**PROBLEM TO WORK ON:** Tally the lines of the data that include the word "auch" and state the total, nothing else.

------------------------------------------------------------

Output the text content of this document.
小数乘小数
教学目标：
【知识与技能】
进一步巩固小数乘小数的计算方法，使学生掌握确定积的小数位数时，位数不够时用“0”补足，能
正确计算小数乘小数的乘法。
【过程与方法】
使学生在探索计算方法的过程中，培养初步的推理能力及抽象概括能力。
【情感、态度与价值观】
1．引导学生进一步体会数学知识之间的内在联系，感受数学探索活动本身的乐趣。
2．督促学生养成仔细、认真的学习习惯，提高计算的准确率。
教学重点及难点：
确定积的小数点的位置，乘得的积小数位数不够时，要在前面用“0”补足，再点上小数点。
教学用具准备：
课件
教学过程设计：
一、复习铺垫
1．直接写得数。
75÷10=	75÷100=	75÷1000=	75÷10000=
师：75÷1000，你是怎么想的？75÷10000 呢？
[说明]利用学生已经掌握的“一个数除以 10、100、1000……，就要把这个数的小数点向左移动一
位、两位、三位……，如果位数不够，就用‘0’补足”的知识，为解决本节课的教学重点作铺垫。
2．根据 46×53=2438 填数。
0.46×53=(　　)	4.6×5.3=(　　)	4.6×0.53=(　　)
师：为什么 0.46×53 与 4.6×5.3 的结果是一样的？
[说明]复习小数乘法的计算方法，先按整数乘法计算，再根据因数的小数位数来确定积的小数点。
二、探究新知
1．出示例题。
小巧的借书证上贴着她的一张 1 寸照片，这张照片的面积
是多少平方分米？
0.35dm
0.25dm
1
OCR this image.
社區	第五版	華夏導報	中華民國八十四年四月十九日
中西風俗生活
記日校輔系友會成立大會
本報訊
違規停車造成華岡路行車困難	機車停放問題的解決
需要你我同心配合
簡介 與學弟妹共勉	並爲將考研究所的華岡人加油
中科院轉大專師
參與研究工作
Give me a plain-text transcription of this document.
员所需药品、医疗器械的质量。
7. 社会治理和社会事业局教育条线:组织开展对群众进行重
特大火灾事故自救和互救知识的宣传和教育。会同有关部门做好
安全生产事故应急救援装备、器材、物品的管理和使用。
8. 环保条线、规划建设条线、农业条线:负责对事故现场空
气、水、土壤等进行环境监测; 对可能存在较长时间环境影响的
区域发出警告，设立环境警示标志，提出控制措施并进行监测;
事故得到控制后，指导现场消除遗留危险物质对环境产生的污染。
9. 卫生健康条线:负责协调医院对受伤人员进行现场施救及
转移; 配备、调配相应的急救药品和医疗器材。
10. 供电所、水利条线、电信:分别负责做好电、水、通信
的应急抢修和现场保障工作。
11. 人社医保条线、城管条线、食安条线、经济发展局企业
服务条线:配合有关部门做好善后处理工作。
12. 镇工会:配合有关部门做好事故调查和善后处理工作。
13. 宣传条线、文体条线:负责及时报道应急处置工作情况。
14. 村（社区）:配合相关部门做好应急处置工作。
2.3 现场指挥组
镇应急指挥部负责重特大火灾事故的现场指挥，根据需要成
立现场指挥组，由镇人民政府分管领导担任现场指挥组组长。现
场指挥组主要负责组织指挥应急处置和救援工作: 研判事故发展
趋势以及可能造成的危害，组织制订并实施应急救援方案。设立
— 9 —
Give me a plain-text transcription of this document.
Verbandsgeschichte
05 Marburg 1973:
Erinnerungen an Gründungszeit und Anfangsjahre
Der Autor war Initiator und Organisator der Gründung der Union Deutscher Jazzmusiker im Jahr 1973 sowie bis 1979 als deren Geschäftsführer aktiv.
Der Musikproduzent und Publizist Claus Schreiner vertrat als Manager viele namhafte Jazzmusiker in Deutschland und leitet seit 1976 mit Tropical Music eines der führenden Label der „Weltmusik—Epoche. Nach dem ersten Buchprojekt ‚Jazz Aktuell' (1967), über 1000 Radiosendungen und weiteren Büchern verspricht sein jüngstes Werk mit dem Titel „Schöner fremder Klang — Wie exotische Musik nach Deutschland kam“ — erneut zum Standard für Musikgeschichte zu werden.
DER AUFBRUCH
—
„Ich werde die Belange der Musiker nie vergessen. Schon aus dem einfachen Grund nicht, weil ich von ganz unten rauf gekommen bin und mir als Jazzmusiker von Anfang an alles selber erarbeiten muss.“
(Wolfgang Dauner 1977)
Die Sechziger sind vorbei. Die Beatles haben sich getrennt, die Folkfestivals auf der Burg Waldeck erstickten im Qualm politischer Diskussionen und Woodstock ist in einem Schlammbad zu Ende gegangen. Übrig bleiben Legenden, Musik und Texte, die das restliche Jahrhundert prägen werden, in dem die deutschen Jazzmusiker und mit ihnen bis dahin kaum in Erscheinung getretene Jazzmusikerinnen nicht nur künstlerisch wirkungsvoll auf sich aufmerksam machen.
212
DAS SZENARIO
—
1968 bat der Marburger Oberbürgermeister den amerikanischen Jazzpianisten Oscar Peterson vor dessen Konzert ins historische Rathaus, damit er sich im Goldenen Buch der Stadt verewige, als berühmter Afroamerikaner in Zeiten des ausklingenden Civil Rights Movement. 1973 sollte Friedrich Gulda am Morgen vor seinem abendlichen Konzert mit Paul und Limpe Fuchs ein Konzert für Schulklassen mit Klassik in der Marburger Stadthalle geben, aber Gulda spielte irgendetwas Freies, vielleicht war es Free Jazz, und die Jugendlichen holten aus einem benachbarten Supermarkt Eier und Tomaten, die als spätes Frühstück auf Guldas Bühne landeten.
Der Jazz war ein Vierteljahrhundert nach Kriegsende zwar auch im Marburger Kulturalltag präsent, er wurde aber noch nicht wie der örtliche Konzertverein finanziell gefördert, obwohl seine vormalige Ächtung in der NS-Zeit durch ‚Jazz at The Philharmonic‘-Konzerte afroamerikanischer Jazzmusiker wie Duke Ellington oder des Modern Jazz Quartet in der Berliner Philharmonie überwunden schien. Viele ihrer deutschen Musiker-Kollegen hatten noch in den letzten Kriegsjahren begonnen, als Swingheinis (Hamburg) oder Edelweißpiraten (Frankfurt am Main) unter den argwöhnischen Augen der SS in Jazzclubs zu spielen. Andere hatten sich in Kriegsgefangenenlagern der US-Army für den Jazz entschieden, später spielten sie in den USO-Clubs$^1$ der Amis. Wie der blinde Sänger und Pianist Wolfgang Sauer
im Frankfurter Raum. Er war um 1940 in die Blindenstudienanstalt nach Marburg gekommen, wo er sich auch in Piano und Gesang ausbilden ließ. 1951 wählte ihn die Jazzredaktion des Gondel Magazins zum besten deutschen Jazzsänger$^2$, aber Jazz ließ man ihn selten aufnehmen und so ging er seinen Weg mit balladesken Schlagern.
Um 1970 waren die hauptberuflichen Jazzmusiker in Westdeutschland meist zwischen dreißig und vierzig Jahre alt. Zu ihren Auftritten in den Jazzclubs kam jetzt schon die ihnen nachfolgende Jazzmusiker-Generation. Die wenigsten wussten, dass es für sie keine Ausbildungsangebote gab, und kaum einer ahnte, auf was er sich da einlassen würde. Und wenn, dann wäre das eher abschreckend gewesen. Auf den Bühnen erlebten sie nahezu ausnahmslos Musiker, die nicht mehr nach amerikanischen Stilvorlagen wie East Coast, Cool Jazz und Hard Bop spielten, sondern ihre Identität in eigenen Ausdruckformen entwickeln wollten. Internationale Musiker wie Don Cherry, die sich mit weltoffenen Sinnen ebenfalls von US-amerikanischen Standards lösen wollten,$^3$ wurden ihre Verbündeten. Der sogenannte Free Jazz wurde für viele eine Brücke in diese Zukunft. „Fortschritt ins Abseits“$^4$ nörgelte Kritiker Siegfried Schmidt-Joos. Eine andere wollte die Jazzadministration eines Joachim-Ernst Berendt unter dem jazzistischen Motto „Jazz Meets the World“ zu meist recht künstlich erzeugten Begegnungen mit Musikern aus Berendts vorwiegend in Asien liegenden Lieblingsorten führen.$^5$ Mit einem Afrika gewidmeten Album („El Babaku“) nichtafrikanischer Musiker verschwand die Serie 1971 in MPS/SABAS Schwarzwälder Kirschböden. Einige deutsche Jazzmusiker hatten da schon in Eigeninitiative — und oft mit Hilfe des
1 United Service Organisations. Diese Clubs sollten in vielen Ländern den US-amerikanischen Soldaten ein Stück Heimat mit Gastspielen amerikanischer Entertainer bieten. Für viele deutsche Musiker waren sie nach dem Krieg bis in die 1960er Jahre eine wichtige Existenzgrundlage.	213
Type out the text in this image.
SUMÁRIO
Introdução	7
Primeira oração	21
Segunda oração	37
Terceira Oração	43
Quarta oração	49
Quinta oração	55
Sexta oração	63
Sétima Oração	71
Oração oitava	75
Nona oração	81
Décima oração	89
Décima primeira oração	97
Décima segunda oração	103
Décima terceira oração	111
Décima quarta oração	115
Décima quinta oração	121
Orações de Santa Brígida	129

------------------------------------------------------------

**RESPONSE TO THIS TASK:** 2